### TASK
Reproduce all of the records below line for line, without any changes, and leave the pictures out of your answer.

### Records with labeled boxes
:::
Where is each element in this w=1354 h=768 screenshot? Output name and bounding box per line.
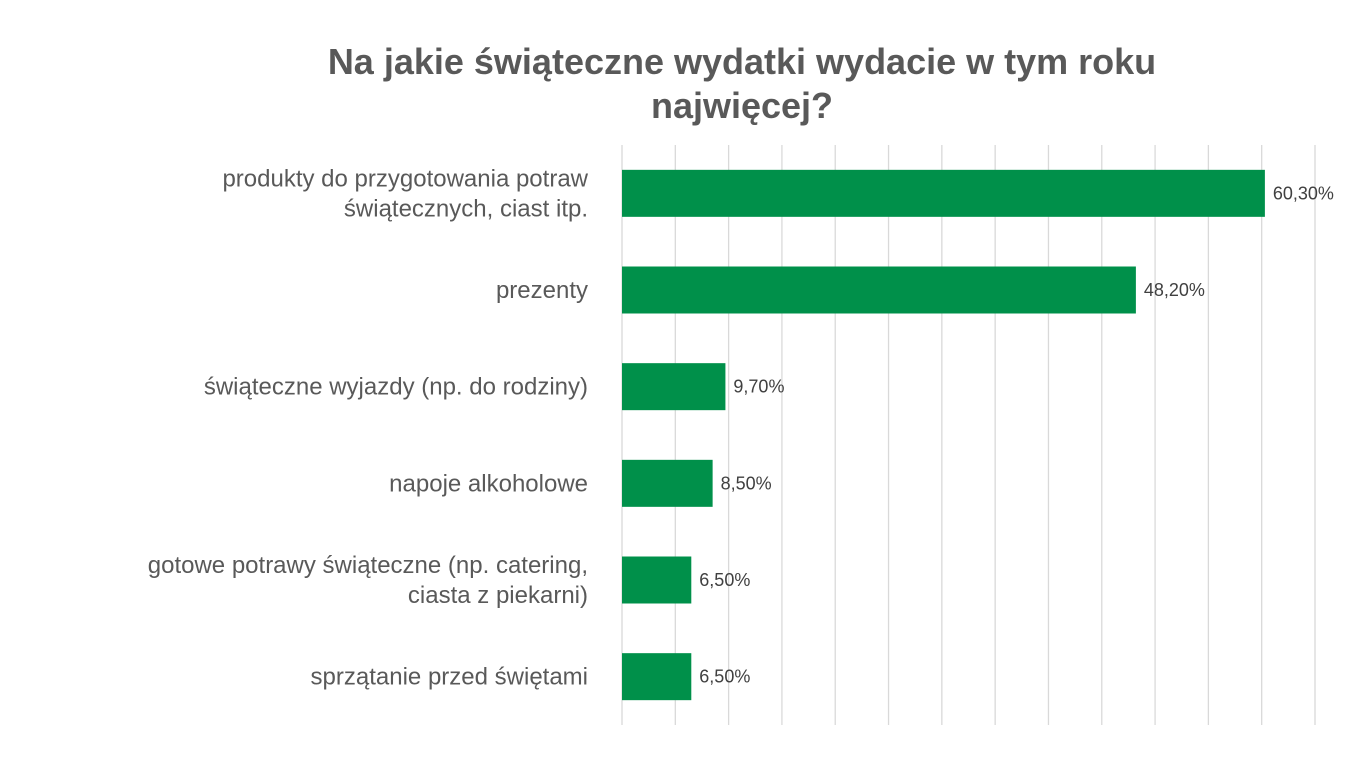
data-label: 6,50%: [699, 570, 750, 590]
data-label: 60,30%: [1273, 183, 1334, 203]
category-label: ciasta z piekarni): [408, 582, 588, 609]
data-label: 48,20%: [1144, 280, 1205, 300]
category-label: świąteczne wyjazdy (np. do rodziny): [204, 374, 588, 401]
data-label: 6,50%: [699, 667, 750, 687]
category-label: świątecznych, ciast itp.: [344, 195, 588, 222]
bar: [622, 459, 713, 507]
bar: [622, 169, 1265, 217]
chart-title-line: najwięcej?: [650, 85, 834, 126]
category-label: produkty do przygotowania potraw: [222, 165, 588, 192]
category-label: gotowe potrawy świąteczne (np. catering,: [148, 552, 588, 579]
category-label: prezenty: [496, 277, 588, 304]
bar: [622, 266, 1136, 314]
category-label: napoje alkoholowe: [389, 470, 588, 497]
chart-title: Na jakie świąteczne wydatki wydacie w ty…: [140, 40, 1344, 128]
category-label: sprzątanie przed świętami: [311, 664, 588, 691]
chart-title-line: Na jakie świąteczne wydatki wydacie w ty…: [327, 41, 1157, 82]
bar: [622, 653, 692, 701]
bar: [622, 363, 726, 411]
data-label: 8,50%: [721, 473, 772, 493]
bar: [622, 556, 692, 604]
data-label: 9,70%: [733, 377, 784, 397]
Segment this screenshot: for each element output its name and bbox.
:::
### TASK RESPONSE
Where is each element in this w=1354 h=768 screenshot? Output name and bounding box per line.
data-label: 6,50%: [699, 570, 750, 590]
data-label: 60,30%: [1273, 183, 1334, 203]
category-label: ciasta z piekarni): [408, 582, 588, 609]
data-label: 48,20%: [1144, 280, 1205, 300]
category-label: świąteczne wyjazdy (np. do rodziny): [204, 374, 588, 401]
data-label: 6,50%: [699, 667, 750, 687]
category-label: świątecznych, ciast itp.: [344, 195, 588, 222]
bar: [622, 459, 713, 507]
bar: [622, 169, 1265, 217]
chart-title-line: najwięcej?: [650, 85, 834, 126]
category-label: produkty do przygotowania potraw: [222, 165, 588, 192]
category-label: gotowe potrawy świąteczne (np. catering,: [148, 552, 588, 579]
category-label: prezenty: [496, 277, 588, 304]
bar: [622, 266, 1136, 314]
category-label: napoje alkoholowe: [389, 470, 588, 497]
chart-title: Na jakie świąteczne wydatki wydacie w ty…: [140, 40, 1344, 128]
category-label: sprzątanie przed świętami: [311, 664, 588, 691]
chart-title-line: Na jakie świąteczne wydatki wydacie w ty…: [327, 41, 1157, 82]
bar: [622, 653, 692, 701]
bar: [622, 363, 726, 411]
data-label: 8,50%: [721, 473, 772, 493]
bar: [622, 556, 692, 604]
data-label: 9,70%: [733, 377, 784, 397]
Segment this screenshot: for each element output its name and bbox.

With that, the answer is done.